▸ What you are asked to do: Write out the whole listing exactly as it stands.

=======

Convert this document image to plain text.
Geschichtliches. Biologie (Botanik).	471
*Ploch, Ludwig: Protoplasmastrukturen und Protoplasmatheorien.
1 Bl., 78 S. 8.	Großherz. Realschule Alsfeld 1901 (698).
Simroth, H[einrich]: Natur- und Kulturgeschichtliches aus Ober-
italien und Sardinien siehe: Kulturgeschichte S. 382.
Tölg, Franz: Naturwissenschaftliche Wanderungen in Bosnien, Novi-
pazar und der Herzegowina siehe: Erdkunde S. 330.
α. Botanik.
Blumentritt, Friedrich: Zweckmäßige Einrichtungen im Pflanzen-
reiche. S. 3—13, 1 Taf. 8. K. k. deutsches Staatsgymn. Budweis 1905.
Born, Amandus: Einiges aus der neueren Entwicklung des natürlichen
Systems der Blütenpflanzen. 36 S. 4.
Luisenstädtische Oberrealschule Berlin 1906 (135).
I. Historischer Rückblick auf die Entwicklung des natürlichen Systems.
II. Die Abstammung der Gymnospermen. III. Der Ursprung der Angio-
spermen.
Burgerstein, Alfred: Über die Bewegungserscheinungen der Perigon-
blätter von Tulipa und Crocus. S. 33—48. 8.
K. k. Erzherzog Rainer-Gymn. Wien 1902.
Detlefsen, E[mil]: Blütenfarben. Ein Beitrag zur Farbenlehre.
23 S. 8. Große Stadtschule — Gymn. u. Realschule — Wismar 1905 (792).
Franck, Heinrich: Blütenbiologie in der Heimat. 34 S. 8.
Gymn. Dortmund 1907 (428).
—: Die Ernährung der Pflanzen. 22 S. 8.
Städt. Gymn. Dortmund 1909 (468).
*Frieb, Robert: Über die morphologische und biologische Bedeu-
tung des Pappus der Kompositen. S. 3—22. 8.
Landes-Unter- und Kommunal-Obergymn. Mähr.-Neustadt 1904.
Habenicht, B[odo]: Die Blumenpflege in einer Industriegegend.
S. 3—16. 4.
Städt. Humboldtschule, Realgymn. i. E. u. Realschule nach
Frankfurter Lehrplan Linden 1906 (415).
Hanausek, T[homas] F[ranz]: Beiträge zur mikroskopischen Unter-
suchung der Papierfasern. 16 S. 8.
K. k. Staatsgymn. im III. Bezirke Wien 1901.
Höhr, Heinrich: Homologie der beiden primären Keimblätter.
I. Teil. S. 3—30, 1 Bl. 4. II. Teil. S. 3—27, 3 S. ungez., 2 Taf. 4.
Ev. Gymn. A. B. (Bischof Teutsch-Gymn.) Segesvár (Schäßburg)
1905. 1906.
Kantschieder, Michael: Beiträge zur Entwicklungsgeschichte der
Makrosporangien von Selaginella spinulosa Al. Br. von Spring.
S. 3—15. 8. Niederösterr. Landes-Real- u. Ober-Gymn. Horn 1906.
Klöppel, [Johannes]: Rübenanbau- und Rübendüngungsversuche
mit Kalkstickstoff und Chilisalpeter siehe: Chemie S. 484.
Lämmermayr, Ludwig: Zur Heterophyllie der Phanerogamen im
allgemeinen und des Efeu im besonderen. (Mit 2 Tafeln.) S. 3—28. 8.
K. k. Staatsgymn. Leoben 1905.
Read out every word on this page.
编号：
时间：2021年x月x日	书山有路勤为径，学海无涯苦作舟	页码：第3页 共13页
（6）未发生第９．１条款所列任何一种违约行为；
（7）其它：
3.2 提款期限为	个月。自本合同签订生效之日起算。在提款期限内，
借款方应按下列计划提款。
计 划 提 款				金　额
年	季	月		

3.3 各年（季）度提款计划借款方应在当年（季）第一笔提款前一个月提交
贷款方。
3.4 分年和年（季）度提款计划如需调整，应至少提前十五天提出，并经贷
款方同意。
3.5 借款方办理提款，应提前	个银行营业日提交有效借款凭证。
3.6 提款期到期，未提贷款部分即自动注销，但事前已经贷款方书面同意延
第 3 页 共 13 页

=======

▸ Output:
Convert this document image to plain text.
Geschichtliches. Biologie (Botanik).	471
*Ploch, Ludwig: Protoplasmastrukturen und Protoplasmatheorien.
1 Bl., 78 S. 8.	Großherz. Realschule Alsfeld 1901 (698).
Simroth, H[einrich]: Natur- und Kulturgeschichtliches aus Ober-
italien und Sardinien siehe: Kulturgeschichte S. 382.
Tölg, Franz: Naturwissenschaftliche Wanderungen in Bosnien, Novi-
pazar und der Herzegowina siehe: Erdkunde S. 330.
α. Botanik.
Blumentritt, Friedrich: Zweckmäßige Einrichtungen im Pflanzen-
reiche. S. 3—13, 1 Taf. 8. K. k. deutsches Staatsgymn. Budweis 1905.
Born, Amandus: Einiges aus der neueren Entwicklung des natürlichen
Systems der Blütenpflanzen. 36 S. 4.
Luisenstädtische Oberrealschule Berlin 1906 (135).
I. Historischer Rückblick auf die Entwicklung des natürlichen Systems.
II. Die Abstammung der Gymnospermen. III. Der Ursprung der Angio-
spermen.
Burgerstein, Alfred: Über die Bewegungserscheinungen der Perigon-
blätter von Tulipa und Crocus. S. 33—48. 8.
K. k. Erzherzog Rainer-Gymn. Wien 1902.
Detlefsen, E[mil]: Blütenfarben. Ein Beitrag zur Farbenlehre.
23 S. 8. Große Stadtschule — Gymn. u. Realschule — Wismar 1905 (792).
Franck, Heinrich: Blütenbiologie in der Heimat. 34 S. 8.
Gymn. Dortmund 1907 (428).
—: Die Ernährung der Pflanzen. 22 S. 8.
Städt. Gymn. Dortmund 1909 (468).
*Frieb, Robert: Über die morphologische und biologische Bedeu-
tung des Pappus der Kompositen. S. 3—22. 8.
Landes-Unter- und Kommunal-Obergymn. Mähr.-Neustadt 1904.
Habenicht, B[odo]: Die Blumenpflege in einer Industriegegend.
S. 3—16. 4.
Städt. Humboldtschule, Realgymn. i. E. u. Realschule nach
Frankfurter Lehrplan Linden 1906 (415).
Hanausek, T[homas] F[ranz]: Beiträge zur mikroskopischen Unter-
suchung der Papierfasern. 16 S. 8.
K. k. Staatsgymn. im III. Bezirke Wien 1901.
Höhr, Heinrich: Homologie der beiden primären Keimblätter.
I. Teil. S. 3—30, 1 Bl. 4. II. Teil. S. 3—27, 3 S. ungez., 2 Taf. 4.
Ev. Gymn. A. B. (Bischof Teutsch-Gymn.) Segesvár (Schäßburg)
1905. 1906.
Kantschieder, Michael: Beiträge zur Entwicklungsgeschichte der
Makrosporangien von Selaginella spinulosa Al. Br. von Spring.
S. 3—15. 8. Niederösterr. Landes-Real- u. Ober-Gymn. Horn 1906.
Klöppel, [Johannes]: Rübenanbau- und Rübendüngungsversuche
mit Kalkstickstoff und Chilisalpeter siehe: Chemie S. 484.
Lämmermayr, Ludwig: Zur Heterophyllie der Phanerogamen im
allgemeinen und des Efeu im besonderen. (Mit 2 Tafeln.) S. 3—28. 8.
K. k. Staatsgymn. Leoben 1905.
Read out every word on this page.
编号：
时间：2021年x月x日	书山有路勤为径，学海无涯苦作舟	页码：第3页 共13页
（6）未发生第９．１条款所列任何一种违约行为；
（7）其它：
3.2 提款期限为	个月。自本合同签订生效之日起算。在提款期限内，
借款方应按下列计划提款。
计 划 提 款				金　额
年	季	月		

3.3 各年（季）度提款计划借款方应在当年（季）第一笔提款前一个月提交
贷款方。
3.4 分年和年（季）度提款计划如需调整，应至少提前十五天提出，并经贷
款方同意。
3.5 借款方办理提款，应提前	个银行营业日提交有效借款凭证。
3.6 提款期到期，未提贷款部分即自动注销，但事前已经贷款方书面同意延
第 3 页 共 13 页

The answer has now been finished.